Goal
Search the records that follow and extract every line containing the string "grid".

[Items from a data source]

-=-=-

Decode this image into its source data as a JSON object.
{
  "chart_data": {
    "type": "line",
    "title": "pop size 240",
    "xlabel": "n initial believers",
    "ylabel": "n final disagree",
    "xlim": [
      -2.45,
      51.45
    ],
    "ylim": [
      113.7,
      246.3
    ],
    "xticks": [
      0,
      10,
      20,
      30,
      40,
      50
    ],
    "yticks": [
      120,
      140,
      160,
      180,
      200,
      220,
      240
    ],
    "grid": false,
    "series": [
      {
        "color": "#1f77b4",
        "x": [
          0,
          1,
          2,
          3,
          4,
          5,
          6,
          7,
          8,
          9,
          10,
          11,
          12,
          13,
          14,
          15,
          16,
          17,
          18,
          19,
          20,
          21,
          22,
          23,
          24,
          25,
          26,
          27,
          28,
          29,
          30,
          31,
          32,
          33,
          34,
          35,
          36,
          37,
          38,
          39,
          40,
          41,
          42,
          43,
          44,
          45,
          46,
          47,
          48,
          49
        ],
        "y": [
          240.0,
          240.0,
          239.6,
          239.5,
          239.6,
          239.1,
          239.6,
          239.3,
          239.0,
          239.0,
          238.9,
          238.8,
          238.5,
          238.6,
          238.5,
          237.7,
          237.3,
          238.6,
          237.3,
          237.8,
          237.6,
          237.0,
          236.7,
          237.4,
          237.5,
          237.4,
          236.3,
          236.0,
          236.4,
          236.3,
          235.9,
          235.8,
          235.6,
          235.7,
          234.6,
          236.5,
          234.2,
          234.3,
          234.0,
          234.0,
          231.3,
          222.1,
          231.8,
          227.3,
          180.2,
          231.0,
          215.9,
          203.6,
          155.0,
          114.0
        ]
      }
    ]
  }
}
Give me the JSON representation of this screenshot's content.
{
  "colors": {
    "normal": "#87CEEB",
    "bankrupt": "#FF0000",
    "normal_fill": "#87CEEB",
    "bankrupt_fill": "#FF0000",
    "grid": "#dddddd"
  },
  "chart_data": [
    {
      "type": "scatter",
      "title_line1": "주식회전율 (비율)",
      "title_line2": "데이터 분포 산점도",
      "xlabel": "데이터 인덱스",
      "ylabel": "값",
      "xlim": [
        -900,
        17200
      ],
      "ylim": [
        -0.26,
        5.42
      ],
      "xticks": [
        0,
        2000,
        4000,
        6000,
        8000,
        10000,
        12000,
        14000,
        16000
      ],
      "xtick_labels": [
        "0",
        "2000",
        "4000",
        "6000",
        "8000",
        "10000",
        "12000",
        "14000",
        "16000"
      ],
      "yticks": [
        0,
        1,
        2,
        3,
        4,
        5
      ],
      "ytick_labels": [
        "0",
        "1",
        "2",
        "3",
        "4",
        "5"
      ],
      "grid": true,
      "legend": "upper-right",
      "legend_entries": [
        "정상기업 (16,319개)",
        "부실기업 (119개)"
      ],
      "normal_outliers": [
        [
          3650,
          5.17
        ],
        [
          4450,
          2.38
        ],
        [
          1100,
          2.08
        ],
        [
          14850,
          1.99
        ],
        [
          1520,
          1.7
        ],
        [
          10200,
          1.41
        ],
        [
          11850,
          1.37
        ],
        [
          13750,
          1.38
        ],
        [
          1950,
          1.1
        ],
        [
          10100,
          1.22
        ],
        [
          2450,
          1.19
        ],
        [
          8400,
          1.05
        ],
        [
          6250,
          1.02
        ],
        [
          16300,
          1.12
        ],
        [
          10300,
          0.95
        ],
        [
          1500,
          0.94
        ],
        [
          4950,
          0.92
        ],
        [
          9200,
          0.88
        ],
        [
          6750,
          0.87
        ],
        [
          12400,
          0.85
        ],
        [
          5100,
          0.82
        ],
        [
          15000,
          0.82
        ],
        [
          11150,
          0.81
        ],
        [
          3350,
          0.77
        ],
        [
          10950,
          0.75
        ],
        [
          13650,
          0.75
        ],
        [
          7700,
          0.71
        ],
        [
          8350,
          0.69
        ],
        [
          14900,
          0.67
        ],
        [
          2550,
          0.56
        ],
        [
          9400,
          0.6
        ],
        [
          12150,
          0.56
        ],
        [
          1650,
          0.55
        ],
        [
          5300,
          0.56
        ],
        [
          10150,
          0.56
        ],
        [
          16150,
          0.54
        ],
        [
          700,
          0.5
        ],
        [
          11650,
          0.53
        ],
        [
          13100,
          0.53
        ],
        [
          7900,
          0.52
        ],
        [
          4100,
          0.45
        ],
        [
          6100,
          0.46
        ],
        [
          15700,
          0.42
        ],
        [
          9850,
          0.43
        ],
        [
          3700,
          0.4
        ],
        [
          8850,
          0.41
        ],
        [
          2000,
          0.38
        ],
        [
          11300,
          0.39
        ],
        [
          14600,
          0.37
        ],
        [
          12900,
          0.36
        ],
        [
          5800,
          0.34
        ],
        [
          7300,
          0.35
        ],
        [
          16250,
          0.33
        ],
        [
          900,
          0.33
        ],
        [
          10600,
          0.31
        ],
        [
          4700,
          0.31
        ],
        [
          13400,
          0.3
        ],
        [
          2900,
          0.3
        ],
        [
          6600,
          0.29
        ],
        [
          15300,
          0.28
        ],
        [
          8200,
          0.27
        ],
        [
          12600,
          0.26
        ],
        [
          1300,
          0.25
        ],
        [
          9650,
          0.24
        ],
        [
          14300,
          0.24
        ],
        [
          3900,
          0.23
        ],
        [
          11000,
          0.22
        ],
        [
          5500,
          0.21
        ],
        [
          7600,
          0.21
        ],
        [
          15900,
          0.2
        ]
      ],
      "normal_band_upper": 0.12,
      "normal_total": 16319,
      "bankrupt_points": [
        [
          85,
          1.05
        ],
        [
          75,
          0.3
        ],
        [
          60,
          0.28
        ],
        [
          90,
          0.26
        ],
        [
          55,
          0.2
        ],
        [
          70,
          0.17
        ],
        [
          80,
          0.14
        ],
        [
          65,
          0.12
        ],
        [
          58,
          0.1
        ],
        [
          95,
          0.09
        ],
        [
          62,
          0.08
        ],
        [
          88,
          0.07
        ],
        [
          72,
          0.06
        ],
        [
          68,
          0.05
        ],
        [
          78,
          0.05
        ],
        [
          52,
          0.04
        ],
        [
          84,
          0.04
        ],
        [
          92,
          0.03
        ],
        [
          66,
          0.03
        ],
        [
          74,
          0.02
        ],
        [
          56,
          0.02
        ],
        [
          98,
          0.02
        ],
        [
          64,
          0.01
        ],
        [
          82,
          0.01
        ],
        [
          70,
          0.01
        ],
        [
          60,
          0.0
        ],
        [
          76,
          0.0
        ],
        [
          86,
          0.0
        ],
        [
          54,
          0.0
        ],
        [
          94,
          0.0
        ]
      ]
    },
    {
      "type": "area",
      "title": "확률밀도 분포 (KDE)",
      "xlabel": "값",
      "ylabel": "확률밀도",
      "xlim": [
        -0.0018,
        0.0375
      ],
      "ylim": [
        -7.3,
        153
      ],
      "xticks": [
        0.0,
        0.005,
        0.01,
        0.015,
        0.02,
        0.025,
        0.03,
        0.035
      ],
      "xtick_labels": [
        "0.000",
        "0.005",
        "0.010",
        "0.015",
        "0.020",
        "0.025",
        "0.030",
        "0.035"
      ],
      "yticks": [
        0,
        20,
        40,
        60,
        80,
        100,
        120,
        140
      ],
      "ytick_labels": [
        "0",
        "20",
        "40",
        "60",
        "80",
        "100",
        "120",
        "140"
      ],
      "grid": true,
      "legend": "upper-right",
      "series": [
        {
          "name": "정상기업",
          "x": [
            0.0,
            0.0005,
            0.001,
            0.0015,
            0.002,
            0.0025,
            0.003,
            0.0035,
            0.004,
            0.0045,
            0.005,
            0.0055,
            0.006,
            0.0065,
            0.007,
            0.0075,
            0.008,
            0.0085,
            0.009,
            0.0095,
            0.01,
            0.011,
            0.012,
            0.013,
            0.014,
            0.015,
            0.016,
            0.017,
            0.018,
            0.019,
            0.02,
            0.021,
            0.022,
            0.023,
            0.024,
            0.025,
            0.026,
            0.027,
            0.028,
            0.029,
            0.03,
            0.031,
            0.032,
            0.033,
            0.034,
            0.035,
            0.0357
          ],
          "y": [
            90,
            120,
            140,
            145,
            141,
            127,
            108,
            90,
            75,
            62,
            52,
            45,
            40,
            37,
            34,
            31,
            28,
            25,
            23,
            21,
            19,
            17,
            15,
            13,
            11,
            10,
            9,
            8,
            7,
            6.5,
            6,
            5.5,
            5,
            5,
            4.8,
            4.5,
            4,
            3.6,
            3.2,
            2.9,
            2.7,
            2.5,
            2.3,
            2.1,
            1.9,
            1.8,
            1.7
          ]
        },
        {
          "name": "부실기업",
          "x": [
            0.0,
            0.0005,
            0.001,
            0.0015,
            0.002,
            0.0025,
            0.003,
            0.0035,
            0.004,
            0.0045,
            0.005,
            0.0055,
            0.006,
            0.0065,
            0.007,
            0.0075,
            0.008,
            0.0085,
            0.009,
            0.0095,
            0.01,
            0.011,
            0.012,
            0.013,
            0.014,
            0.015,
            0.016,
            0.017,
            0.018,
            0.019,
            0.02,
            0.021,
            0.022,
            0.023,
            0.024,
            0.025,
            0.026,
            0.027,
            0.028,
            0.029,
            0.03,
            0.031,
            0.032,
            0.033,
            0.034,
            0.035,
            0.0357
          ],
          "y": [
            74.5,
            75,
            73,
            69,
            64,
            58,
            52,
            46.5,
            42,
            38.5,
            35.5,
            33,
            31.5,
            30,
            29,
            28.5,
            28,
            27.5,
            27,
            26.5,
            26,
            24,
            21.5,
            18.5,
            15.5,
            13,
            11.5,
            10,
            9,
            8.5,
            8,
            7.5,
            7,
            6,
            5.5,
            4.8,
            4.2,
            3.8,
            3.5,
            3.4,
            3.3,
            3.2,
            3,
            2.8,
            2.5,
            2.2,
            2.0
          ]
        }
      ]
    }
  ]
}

-=-=-

Worked answer
    "grid": false,
    "grid": "#dddddd"
      "grid": true,
      "grid": true,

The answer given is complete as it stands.